Task to carry out: For this exercise, copy out each line of the material below that includes "Primary".

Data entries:
====================

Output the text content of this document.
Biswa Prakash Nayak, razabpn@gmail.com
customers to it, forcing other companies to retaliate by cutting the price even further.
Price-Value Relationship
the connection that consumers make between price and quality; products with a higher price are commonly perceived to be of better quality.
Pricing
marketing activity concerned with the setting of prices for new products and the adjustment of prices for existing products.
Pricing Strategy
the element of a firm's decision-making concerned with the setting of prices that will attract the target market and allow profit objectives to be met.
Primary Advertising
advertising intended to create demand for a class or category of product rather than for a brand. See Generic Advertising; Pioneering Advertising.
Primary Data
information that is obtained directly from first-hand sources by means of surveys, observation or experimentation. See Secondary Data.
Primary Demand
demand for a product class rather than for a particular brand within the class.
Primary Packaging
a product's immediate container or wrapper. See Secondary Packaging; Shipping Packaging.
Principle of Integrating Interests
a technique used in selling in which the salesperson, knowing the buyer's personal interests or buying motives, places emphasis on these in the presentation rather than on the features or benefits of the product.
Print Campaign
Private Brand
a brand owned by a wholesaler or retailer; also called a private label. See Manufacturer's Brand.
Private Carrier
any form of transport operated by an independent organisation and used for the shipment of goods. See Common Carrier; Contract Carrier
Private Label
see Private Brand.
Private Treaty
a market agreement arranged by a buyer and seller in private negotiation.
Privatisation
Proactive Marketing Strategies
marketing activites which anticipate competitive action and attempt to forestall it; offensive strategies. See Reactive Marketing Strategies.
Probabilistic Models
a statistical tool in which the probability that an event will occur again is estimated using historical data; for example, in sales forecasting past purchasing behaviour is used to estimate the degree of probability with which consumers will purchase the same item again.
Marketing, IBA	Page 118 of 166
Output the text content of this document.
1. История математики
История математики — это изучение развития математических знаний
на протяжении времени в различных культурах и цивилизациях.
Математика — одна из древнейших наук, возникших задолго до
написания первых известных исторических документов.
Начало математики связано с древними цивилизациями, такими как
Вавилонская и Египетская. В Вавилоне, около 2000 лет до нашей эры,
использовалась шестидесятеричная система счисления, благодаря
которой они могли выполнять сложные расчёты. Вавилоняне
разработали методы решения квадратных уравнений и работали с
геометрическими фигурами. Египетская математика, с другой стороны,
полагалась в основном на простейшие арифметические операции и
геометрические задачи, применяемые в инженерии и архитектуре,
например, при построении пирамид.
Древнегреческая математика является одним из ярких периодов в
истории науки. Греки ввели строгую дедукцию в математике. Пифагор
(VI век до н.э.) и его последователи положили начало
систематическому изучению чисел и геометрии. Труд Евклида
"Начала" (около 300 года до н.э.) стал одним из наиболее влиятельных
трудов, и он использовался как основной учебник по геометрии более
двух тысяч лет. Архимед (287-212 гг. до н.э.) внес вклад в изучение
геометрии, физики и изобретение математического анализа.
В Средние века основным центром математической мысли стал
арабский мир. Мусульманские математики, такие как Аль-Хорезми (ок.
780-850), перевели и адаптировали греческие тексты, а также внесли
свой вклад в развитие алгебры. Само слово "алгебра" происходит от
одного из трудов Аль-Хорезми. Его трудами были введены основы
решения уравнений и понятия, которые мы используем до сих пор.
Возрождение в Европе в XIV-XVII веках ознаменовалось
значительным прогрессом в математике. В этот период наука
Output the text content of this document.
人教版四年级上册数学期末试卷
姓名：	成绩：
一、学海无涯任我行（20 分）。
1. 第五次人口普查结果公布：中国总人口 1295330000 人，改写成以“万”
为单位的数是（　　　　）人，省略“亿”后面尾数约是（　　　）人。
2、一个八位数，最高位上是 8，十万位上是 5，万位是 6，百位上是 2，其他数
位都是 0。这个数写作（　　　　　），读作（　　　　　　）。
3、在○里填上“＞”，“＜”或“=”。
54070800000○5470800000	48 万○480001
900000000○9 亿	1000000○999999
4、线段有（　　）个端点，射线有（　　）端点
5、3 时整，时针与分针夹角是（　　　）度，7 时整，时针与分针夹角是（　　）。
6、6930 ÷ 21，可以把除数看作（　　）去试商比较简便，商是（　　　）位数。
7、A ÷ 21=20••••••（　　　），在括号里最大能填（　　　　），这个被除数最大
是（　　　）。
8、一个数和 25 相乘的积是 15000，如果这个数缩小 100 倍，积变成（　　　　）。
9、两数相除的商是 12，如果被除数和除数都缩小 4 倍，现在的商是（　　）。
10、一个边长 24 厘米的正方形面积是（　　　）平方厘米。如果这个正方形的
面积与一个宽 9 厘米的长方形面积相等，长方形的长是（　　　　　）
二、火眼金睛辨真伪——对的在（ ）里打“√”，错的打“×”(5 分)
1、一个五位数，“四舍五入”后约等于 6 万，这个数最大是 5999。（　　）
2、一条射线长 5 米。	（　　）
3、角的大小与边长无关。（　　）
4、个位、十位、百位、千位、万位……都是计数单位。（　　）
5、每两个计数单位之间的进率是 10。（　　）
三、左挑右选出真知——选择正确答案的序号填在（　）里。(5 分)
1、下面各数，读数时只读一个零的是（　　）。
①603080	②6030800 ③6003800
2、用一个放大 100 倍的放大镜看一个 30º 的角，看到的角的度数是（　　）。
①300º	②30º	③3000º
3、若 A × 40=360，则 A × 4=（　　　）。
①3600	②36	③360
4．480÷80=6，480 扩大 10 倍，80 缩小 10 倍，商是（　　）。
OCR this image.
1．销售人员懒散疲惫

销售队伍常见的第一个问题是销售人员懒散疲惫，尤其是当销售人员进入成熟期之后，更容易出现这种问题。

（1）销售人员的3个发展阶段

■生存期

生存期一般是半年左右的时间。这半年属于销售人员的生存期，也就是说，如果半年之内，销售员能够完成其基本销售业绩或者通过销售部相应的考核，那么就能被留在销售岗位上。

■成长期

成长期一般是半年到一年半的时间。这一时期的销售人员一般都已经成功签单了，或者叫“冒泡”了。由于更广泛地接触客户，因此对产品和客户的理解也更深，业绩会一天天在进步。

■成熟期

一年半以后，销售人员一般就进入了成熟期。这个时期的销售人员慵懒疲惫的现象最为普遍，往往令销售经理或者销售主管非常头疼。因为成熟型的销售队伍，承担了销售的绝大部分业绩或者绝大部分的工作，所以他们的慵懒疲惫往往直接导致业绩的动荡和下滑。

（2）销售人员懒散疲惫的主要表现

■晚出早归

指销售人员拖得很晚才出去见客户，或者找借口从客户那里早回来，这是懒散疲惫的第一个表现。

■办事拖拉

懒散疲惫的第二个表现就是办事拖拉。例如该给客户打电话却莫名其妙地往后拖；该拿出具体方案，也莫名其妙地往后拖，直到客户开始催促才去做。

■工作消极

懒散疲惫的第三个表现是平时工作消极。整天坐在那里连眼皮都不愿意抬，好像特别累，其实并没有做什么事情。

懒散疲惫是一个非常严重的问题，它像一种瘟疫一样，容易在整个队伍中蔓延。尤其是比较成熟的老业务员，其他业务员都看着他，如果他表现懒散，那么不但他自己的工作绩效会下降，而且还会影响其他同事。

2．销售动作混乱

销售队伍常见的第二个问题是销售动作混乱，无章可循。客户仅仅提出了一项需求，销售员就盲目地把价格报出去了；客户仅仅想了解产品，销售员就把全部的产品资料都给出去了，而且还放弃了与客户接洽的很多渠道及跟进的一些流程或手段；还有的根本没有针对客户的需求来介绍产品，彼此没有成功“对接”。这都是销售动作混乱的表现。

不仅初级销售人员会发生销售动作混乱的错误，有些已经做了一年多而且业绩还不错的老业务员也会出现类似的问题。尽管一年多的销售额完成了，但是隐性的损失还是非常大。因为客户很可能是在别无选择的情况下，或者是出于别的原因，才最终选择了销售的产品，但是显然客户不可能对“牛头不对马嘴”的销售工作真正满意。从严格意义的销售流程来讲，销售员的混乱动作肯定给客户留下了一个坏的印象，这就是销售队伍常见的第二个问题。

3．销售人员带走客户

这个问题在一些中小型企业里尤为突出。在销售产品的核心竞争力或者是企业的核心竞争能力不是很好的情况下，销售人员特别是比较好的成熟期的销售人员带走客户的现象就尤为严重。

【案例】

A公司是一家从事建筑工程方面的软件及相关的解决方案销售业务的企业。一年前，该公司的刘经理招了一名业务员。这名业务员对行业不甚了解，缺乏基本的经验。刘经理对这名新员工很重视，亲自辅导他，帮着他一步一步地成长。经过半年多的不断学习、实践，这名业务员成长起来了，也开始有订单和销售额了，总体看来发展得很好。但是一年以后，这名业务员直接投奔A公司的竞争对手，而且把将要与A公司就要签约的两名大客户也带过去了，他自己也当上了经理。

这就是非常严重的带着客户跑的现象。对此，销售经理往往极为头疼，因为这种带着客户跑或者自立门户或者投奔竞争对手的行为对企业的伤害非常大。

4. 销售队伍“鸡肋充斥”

====================

The result:
Primary Advertising
Primary Data
Primary Demand
Primary Packaging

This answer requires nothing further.